WHAT IS REQUIRED
Copy out all of the data below with no alterations.

□ □ □ □ □

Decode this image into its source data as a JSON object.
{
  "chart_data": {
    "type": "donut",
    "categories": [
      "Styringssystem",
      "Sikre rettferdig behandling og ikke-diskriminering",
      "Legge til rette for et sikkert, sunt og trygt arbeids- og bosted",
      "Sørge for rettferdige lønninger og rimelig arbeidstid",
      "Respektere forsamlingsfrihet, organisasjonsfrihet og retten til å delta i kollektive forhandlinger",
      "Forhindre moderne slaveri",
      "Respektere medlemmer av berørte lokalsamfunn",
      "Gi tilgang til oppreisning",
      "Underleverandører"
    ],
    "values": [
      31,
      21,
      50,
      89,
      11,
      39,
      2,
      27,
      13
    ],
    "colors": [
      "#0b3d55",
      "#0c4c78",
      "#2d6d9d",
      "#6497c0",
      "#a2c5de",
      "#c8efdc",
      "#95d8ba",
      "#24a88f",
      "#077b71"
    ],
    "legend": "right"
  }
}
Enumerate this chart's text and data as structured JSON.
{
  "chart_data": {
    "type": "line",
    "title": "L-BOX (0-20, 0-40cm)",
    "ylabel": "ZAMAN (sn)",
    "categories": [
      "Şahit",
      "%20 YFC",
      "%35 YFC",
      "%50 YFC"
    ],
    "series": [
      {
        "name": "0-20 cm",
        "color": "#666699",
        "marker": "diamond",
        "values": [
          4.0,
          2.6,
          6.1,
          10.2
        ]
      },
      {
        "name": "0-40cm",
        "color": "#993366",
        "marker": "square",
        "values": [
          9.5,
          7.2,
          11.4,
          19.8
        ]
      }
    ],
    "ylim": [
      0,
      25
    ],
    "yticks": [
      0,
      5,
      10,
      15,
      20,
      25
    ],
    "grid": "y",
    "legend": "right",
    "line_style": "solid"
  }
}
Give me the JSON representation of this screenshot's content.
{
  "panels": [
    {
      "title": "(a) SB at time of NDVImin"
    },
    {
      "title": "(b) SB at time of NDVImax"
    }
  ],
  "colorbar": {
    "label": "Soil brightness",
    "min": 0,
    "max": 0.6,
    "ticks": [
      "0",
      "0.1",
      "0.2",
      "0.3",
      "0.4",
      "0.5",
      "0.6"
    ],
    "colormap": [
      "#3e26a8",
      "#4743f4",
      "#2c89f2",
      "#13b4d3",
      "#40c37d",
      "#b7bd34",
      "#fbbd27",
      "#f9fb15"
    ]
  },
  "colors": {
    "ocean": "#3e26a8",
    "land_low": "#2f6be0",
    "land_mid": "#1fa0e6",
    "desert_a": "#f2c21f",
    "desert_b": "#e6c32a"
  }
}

□ □ □ □ □

ANSWER BELOW
Decode this image into its source data as a JSON object.
{
  "chart_data": {
    "type": "donut",
    "categories": [
      "Styringssystem",
      "Sikre rettferdig behandling og ikke-diskriminering",
      "Legge til rette for et sikkert, sunt og trygt arbeids- og bosted",
      "Sørge for rettferdige lønninger og rimelig arbeidstid",
      "Respektere forsamlingsfrihet, organisasjonsfrihet og retten til å delta i kollektive forhandlinger",
      "Forhindre moderne slaveri",
      "Respektere medlemmer av berørte lokalsamfunn",
      "Gi tilgang til oppreisning",
      "Underleverandører"
    ],
    "values": [
      31,
      21,
      50,
      89,
      11,
      39,
      2,
      27,
      13
    ],
    "colors": [
      "#0b3d55",
      "#0c4c78",
      "#2d6d9d",
      "#6497c0",
      "#a2c5de",
      "#c8efdc",
      "#95d8ba",
      "#24a88f",
      "#077b71"
    ],
    "legend": "right"
  }
}
Enumerate this chart's text and data as structured JSON.
{
  "chart_data": {
    "type": "line",
    "title": "L-BOX (0-20, 0-40cm)",
    "ylabel": "ZAMAN (sn)",
    "categories": [
      "Şahit",
      "%20 YFC",
      "%35 YFC",
      "%50 YFC"
    ],
    "series": [
      {
        "name": "0-20 cm",
        "color": "#666699",
        "marker": "diamond",
        "values": [
          4.0,
          2.6,
          6.1,
          10.2
        ]
      },
      {
        "name": "0-40cm",
        "color": "#993366",
        "marker": "square",
        "values": [
          9.5,
          7.2,
          11.4,
          19.8
        ]
      }
    ],
    "ylim": [
      0,
      25
    ],
    "yticks": [
      0,
      5,
      10,
      15,
      20,
      25
    ],
    "grid": "y",
    "legend": "right",
    "line_style": "solid"
  }
}
Give me the JSON representation of this screenshot's content.
{
  "panels": [
    {
      "title": "(a) SB at time of NDVImin"
    },
    {
      "title": "(b) SB at time of NDVImax"
    }
  ],
  "colorbar": {
    "label": "Soil brightness",
    "min": 0,
    "max": 0.6,
    "ticks": [
      "0",
      "0.1",
      "0.2",
      "0.3",
      "0.4",
      "0.5",
      "0.6"
    ],
    "colormap": [
      "#3e26a8",
      "#4743f4",
      "#2c89f2",
      "#13b4d3",
      "#40c37d",
      "#b7bd34",
      "#fbbd27",
      "#f9fb15"
    ]
  },
  "colors": {
    "ocean": "#3e26a8",
    "land_low": "#2f6be0",
    "land_mid": "#1fa0e6",
    "desert_a": "#f2c21f",
    "desert_b": "#e6c32a"
  }
}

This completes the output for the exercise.